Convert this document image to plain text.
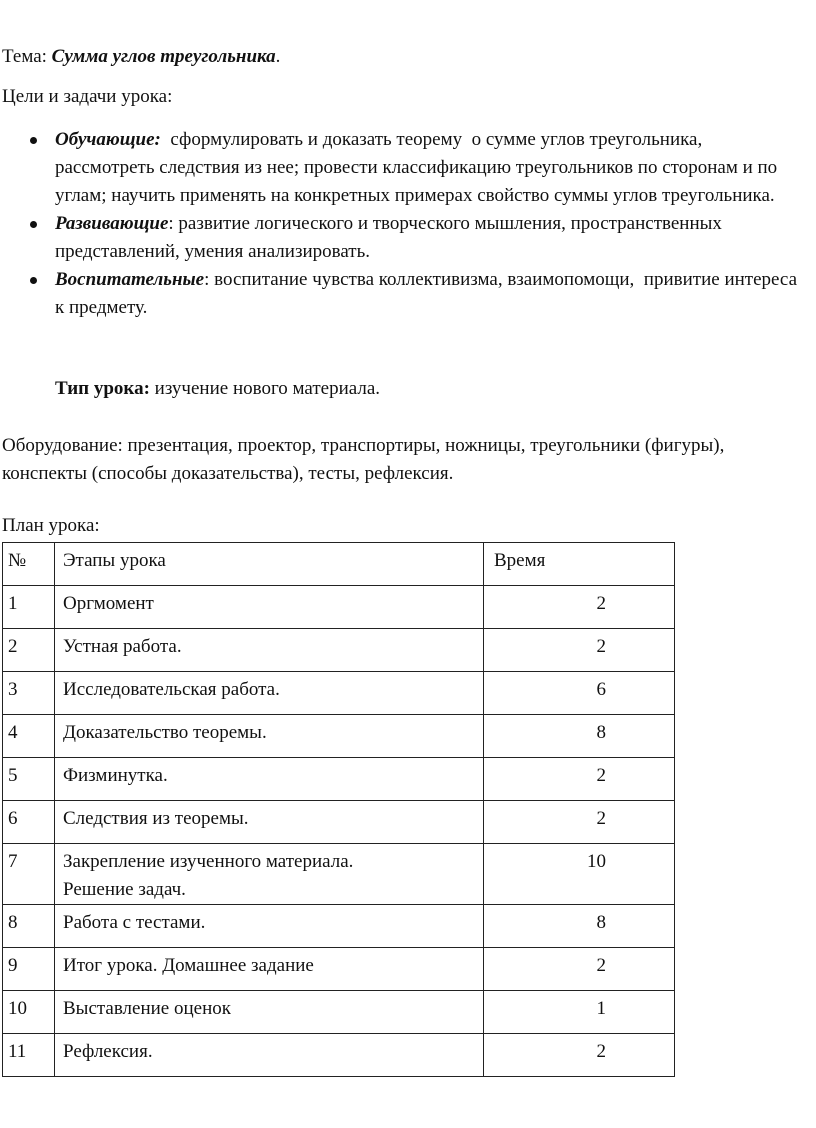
Тема: Сумма углов треугольника.
Цели и задачи урока:
Обучающие:  сформулировать и доказать теорему  о сумме углов треугольника, рассмотреть следствия из нее; провести классификацию треугольников по сторонам и по углам; научить применять на конкретных примерах свойство суммы углов треугольника.
Развивающие: развитие логического и творческого мышления, пространственных представлений, умения анализировать.
Воспитательные: воспитание чувства коллективизма, взаимопомощи,  привитие интереса к предмету.
Тип урока: изучение нового материала.
Оборудование: презентация, проектор, транспортиры, ножницы, треугольники (фигуры), конспекты (способы доказательства), тесты, рефлексия.
План урока:
№	Этапы урока	Время
1	Оргмомент	2
2	Устная работа.	2
3	Исследовательская работа.	6
4	Доказательство теоремы.	8
5	Физминутка.	2
6	Следствия из теоремы.	2
7	Закрепление изученного материала. Решение задач.	10
8	Работа с тестами.	8
9	Итог урока. Домашнее задание	2
10	Выставление оценок	1
11	Рефлексия.	2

──────────

▶ **Task to carry out**
Above are records with pictures; repeat the records exactly and leave the pictures out.

▶ **Full answer**
Convert this document image to plain text.
Тема: Сумма углов треугольника.
Цели и задачи урока:
Обучающие:  сформулировать и доказать теорему  о сумме углов треугольника, рассмотреть следствия из нее; провести классификацию треугольников по сторонам и по углам; научить применять на конкретных примерах свойство суммы углов треугольника.
Развивающие: развитие логического и творческого мышления, пространственных представлений, умения анализировать.
Воспитательные: воспитание чувства коллективизма, взаимопомощи,  привитие интереса к предмету.
Тип урока: изучение нового материала.
Оборудование: презентация, проектор, транспортиры, ножницы, треугольники (фигуры), конспекты (способы доказательства), тесты, рефлексия.
План урока:
№	Этапы урока	Время
1	Оргмомент	2
2	Устная работа.	2
3	Исследовательская работа.	6
4	Доказательство теоремы.	8
5	Физминутка.	2
6	Следствия из теоремы.	2
7	Закрепление изученного материала. Решение задач.	10
8	Работа с тестами.	8
9	Итог урока. Домашнее задание	2
10	Выставление оценок	1
11	Рефлексия.	2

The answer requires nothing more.